▸ Directions
Pick every line from the data that holds the word "アラビカ".

########################################

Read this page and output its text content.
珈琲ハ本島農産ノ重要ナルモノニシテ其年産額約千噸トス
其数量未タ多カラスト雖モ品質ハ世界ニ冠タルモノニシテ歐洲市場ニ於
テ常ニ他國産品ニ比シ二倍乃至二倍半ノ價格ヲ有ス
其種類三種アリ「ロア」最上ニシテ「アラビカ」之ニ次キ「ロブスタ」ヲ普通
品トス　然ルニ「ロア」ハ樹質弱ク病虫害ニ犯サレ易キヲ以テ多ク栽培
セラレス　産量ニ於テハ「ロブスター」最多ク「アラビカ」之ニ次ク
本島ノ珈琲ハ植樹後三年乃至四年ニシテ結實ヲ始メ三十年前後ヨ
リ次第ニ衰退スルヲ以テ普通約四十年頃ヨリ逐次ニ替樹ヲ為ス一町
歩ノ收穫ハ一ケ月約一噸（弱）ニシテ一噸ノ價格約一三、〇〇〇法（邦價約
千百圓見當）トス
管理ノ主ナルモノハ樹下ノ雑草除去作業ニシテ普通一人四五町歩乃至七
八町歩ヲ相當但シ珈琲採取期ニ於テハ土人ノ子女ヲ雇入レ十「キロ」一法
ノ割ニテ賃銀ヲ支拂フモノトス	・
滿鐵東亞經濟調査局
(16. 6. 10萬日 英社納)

########################################

▸ Answer to this task
其種類三種アリ「ロア」最上ニシテ「アラビカ」之ニ次キ「ロブスタ」ヲ普通
セラレス　産量ニ於テハ「ロブスター」最多ク「アラビカ」之ニ次ク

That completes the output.